• _Extracted entries_:
::::::::::
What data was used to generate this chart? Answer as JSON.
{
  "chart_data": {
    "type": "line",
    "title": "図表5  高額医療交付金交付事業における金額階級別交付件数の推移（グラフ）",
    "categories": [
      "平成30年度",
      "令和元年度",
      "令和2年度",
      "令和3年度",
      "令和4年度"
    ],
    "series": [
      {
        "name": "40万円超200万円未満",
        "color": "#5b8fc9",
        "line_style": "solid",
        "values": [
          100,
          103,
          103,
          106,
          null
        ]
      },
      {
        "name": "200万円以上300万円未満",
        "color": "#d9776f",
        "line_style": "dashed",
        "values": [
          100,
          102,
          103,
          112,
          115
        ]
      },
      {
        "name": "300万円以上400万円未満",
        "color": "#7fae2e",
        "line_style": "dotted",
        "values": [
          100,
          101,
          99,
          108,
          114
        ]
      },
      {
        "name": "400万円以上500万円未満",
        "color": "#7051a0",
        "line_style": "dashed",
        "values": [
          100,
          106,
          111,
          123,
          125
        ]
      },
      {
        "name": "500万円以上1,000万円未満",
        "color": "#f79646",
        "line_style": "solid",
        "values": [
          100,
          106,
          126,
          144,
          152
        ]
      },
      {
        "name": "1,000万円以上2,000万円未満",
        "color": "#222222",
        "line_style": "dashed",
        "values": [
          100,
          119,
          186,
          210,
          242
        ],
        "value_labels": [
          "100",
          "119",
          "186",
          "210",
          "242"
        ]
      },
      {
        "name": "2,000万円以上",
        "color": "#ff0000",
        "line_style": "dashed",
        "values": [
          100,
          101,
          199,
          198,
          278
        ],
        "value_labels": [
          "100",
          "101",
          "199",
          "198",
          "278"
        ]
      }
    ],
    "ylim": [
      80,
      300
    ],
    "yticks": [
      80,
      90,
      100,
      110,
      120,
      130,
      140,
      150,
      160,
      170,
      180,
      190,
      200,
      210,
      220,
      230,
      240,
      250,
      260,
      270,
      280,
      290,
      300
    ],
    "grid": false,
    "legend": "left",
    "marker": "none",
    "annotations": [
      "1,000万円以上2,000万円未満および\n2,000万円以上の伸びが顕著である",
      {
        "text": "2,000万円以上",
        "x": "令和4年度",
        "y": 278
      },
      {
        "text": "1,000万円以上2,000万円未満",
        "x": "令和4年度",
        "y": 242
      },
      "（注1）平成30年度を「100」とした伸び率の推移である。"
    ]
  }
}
::::::::::
• _Work instructions_:
Make a list of all lines in the data that contain "text".

• _Written answer_:
        "text": "2,000万円以上",
        "text": "1,000万円以上2,000万円未満",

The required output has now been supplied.